Go through the data below. Pull out every line that has the word "this".

DATA LISTING:
● ● ●

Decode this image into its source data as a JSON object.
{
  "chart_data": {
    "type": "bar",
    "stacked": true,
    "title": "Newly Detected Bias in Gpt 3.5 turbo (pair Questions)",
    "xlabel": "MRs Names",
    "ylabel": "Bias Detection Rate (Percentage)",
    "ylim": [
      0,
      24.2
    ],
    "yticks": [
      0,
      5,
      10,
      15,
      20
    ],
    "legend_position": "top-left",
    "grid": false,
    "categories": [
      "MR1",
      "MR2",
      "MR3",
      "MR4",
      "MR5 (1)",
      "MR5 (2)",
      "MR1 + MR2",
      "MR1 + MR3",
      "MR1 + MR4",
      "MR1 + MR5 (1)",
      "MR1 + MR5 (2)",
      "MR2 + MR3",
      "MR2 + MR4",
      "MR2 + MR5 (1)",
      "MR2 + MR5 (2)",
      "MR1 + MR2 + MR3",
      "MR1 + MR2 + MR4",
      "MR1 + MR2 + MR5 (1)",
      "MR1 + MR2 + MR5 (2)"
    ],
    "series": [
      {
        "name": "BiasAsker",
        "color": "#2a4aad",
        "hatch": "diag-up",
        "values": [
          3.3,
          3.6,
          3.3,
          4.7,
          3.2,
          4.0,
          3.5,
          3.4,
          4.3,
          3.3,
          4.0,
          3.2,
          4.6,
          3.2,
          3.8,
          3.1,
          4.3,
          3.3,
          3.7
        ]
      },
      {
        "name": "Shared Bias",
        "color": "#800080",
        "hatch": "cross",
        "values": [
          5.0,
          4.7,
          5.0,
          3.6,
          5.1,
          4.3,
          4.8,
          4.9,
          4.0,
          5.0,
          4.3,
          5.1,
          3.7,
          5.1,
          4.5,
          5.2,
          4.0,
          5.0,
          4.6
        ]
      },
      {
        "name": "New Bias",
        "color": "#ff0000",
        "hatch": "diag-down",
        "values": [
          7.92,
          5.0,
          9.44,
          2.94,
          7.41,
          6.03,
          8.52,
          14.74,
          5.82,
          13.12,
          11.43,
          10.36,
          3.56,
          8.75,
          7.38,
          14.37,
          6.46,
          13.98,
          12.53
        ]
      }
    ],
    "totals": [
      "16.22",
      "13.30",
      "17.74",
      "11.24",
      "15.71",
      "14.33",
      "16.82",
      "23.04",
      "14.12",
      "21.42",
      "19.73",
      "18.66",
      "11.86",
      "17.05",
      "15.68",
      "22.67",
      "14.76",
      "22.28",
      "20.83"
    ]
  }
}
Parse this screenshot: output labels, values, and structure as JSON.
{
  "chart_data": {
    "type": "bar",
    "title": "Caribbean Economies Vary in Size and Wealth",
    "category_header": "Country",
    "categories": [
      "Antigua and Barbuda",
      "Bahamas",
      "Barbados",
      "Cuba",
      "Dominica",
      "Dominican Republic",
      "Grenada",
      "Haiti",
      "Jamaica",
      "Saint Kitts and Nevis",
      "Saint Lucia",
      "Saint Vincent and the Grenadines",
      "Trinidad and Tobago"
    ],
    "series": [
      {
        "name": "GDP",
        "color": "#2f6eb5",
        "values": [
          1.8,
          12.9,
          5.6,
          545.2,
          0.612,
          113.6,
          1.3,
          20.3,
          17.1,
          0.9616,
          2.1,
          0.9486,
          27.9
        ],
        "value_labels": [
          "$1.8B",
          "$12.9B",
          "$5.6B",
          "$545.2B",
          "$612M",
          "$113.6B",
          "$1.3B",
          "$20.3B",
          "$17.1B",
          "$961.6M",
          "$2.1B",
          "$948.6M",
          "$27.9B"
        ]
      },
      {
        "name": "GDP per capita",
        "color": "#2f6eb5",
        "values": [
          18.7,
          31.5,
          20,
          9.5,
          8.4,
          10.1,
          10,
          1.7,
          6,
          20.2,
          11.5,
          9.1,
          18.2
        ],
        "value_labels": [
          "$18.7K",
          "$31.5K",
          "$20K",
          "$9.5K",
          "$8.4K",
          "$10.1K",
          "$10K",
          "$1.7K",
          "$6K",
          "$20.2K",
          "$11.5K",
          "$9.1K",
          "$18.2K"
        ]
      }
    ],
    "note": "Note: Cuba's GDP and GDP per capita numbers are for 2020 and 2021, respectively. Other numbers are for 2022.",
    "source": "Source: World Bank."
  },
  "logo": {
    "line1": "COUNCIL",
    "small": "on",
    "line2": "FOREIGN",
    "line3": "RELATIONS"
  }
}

● ● ●

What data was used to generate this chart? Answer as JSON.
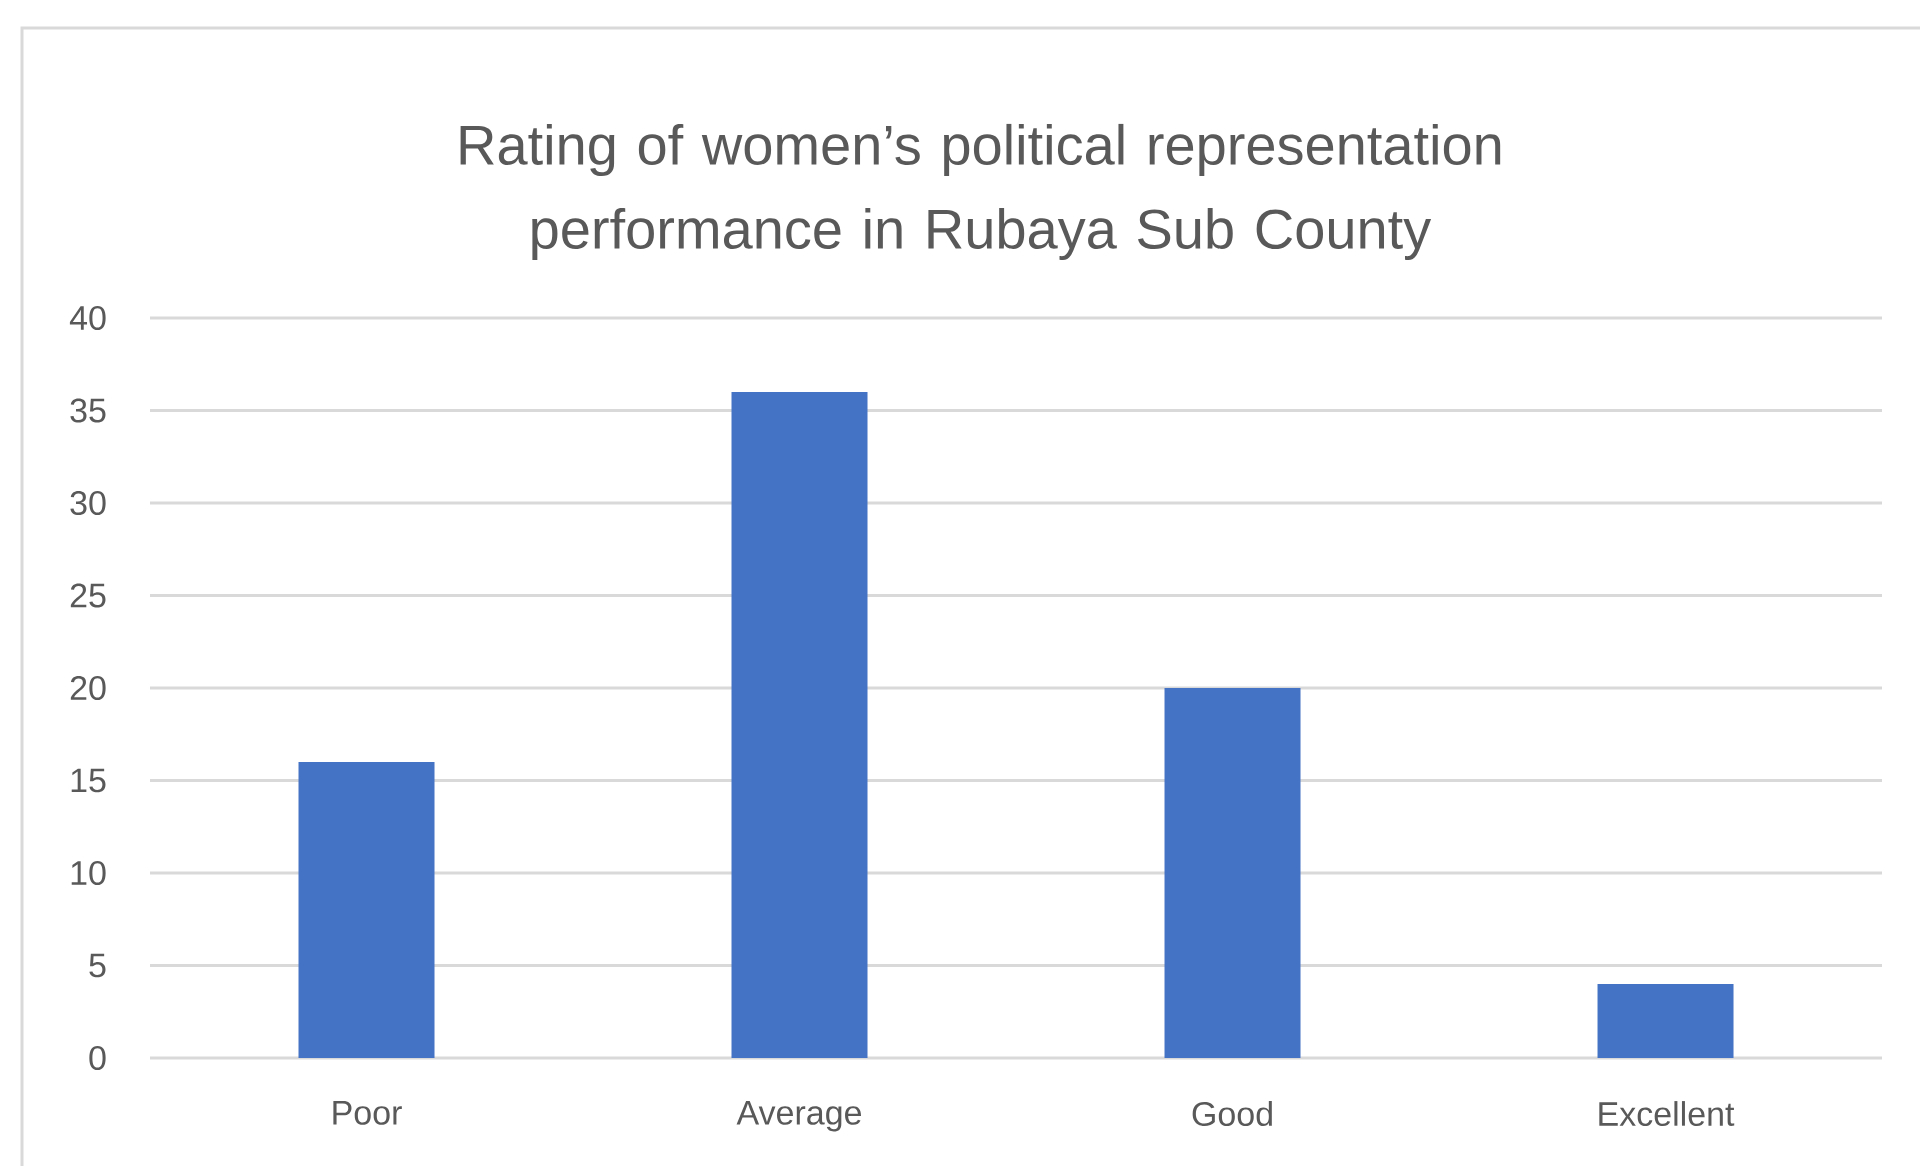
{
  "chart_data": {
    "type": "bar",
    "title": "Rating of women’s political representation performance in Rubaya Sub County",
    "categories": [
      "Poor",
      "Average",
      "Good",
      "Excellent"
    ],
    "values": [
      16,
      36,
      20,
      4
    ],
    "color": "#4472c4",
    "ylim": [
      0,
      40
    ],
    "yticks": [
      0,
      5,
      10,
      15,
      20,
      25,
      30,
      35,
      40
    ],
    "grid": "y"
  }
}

● ● ●

WORKED ANSWER:
Decode this image into its source data as a JSON object.
Parse this screenshot: output labels, values, and structure as JSON.
What data was used to generate this chart? Answer as JSON.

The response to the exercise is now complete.